# [REQUIRED WORK]
Copy every line, leaving nothing out and adding nothing.

== STORED RECORDS

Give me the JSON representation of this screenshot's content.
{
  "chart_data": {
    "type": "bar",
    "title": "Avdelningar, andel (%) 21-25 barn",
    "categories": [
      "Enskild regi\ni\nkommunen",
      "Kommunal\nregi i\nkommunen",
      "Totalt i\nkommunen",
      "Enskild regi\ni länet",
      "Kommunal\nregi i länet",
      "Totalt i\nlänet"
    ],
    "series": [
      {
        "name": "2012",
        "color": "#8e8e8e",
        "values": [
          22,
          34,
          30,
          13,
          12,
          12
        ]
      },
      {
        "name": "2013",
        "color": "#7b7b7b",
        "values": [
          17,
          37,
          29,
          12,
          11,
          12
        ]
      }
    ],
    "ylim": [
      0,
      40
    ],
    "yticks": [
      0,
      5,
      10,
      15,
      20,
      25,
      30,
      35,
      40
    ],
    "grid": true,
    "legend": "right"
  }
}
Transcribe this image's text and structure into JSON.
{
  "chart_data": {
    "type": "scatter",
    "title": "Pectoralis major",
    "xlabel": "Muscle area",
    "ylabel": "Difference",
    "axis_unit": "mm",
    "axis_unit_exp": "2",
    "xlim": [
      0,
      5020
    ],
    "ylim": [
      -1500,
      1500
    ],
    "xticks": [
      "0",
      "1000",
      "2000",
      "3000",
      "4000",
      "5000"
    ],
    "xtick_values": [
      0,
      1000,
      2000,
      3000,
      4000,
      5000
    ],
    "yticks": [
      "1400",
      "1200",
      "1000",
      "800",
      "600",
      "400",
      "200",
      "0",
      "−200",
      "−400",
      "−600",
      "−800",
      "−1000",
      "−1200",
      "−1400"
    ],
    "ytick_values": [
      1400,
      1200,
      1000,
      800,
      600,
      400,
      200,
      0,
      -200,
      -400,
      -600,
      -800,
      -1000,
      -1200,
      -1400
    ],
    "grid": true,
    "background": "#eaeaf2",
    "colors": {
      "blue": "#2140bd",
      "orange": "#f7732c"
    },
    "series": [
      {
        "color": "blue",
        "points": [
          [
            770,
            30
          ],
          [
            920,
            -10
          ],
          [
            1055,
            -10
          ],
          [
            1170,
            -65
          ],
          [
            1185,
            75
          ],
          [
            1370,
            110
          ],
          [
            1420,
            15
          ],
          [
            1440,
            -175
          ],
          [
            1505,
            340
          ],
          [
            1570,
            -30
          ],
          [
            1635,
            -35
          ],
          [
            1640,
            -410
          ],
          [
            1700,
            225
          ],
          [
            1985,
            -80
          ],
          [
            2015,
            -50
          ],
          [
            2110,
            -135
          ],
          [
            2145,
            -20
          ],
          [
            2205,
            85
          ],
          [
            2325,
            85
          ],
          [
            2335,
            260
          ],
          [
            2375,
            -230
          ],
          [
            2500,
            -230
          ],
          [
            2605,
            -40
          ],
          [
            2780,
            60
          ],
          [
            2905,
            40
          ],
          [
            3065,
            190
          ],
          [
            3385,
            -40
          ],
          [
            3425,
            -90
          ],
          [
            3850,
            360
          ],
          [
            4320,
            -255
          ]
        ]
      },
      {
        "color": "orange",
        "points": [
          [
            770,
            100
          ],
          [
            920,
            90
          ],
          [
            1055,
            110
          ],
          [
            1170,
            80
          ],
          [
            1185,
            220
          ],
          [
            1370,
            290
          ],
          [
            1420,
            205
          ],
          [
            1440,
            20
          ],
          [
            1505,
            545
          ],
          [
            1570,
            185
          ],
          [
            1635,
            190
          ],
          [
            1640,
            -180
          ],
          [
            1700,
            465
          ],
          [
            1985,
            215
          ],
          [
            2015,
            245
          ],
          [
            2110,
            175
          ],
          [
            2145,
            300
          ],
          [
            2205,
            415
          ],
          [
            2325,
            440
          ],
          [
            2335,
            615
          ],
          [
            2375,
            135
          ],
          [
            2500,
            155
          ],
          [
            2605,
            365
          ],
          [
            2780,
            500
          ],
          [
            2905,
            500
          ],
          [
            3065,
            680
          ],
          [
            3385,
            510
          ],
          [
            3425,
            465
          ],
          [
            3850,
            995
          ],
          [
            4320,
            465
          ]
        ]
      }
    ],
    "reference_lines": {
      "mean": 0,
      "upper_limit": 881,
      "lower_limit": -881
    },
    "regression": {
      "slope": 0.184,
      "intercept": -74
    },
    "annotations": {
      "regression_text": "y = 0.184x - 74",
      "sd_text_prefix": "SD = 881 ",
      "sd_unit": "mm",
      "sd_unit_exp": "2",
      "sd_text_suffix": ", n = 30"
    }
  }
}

====

# [FINISHED EXERCISE]
Give me the JSON representation of this screenshot's content.
{
  "chart_data": {
    "type": "bar",
    "title": "Avdelningar, andel (%) 21-25 barn",
    "categories": [
      "Enskild regi\ni\nkommunen",
      "Kommunal\nregi i\nkommunen",
      "Totalt i\nkommunen",
      "Enskild regi\ni länet",
      "Kommunal\nregi i länet",
      "Totalt i\nlänet"
    ],
    "series": [
      {
        "name": "2012",
        "color": "#8e8e8e",
        "values": [
          22,
          34,
          30,
          13,
          12,
          12
        ]
      },
      {
        "name": "2013",
        "color": "#7b7b7b",
        "values": [
          17,
          37,
          29,
          12,
          11,
          12
        ]
      }
    ],
    "ylim": [
      0,
      40
    ],
    "yticks": [
      0,
      5,
      10,
      15,
      20,
      25,
      30,
      35,
      40
    ],
    "grid": true,
    "legend": "right"
  }
}
Transcribe this image's text and structure into JSON.
{
  "chart_data": {
    "type": "scatter",
    "title": "Pectoralis major",
    "xlabel": "Muscle area",
    "ylabel": "Difference",
    "axis_unit": "mm",
    "axis_unit_exp": "2",
    "xlim": [
      0,
      5020
    ],
    "ylim": [
      -1500,
      1500
    ],
    "xticks": [
      "0",
      "1000",
      "2000",
      "3000",
      "4000",
      "5000"
    ],
    "xtick_values": [
      0,
      1000,
      2000,
      3000,
      4000,
      5000
    ],
    "yticks": [
      "1400",
      "1200",
      "1000",
      "800",
      "600",
      "400",
      "200",
      "0",
      "−200",
      "−400",
      "−600",
      "−800",
      "−1000",
      "−1200",
      "−1400"
    ],
    "ytick_values": [
      1400,
      1200,
      1000,
      800,
      600,
      400,
      200,
      0,
      -200,
      -400,
      -600,
      -800,
      -1000,
      -1200,
      -1400
    ],
    "grid": true,
    "background": "#eaeaf2",
    "colors": {
      "blue": "#2140bd",
      "orange": "#f7732c"
    },
    "series": [
      {
        "color": "blue",
        "points": [
          [
            770,
            30
          ],
          [
            920,
            -10
          ],
          [
            1055,
            -10
          ],
          [
            1170,
            -65
          ],
          [
            1185,
            75
          ],
          [
            1370,
            110
          ],
          [
            1420,
            15
          ],
          [
            1440,
            -175
          ],
          [
            1505,
            340
          ],
          [
            1570,
            -30
          ],
          [
            1635,
            -35
          ],
          [
            1640,
            -410
          ],
          [
            1700,
            225
          ],
          [
            1985,
            -80
          ],
          [
            2015,
            -50
          ],
          [
            2110,
            -135
          ],
          [
            2145,
            -20
          ],
          [
            2205,
            85
          ],
          [
            2325,
            85
          ],
          [
            2335,
            260
          ],
          [
            2375,
            -230
          ],
          [
            2500,
            -230
          ],
          [
            2605,
            -40
          ],
          [
            2780,
            60
          ],
          [
            2905,
            40
          ],
          [
            3065,
            190
          ],
          [
            3385,
            -40
          ],
          [
            3425,
            -90
          ],
          [
            3850,
            360
          ],
          [
            4320,
            -255
          ]
        ]
      },
      {
        "color": "orange",
        "points": [
          [
            770,
            100
          ],
          [
            920,
            90
          ],
          [
            1055,
            110
          ],
          [
            1170,
            80
          ],
          [
            1185,
            220
          ],
          [
            1370,
            290
          ],
          [
            1420,
            205
          ],
          [
            1440,
            20
          ],
          [
            1505,
            545
          ],
          [
            1570,
            185
          ],
          [
            1635,
            190
          ],
          [
            1640,
            -180
          ],
          [
            1700,
            465
          ],
          [
            1985,
            215
          ],
          [
            2015,
            245
          ],
          [
            2110,
            175
          ],
          [
            2145,
            300
          ],
          [
            2205,
            415
          ],
          [
            2325,
            440
          ],
          [
            2335,
            615
          ],
          [
            2375,
            135
          ],
          [
            2500,
            155
          ],
          [
            2605,
            365
          ],
          [
            2780,
            500
          ],
          [
            2905,
            500
          ],
          [
            3065,
            680
          ],
          [
            3385,
            510
          ],
          [
            3425,
            465
          ],
          [
            3850,
            995
          ],
          [
            4320,
            465
          ]
        ]
      }
    ],
    "reference_lines": {
      "mean": 0,
      "upper_limit": 881,
      "lower_limit": -881
    },
    "regression": {
      "slope": 0.184,
      "intercept": -74
    },
    "annotations": {
      "regression_text": "y = 0.184x - 74",
      "sd_text_prefix": "SD = 881 ",
      "sd_unit": "mm",
      "sd_unit_exp": "2",
      "sd_text_suffix": ", n = 30"
    }
  }
}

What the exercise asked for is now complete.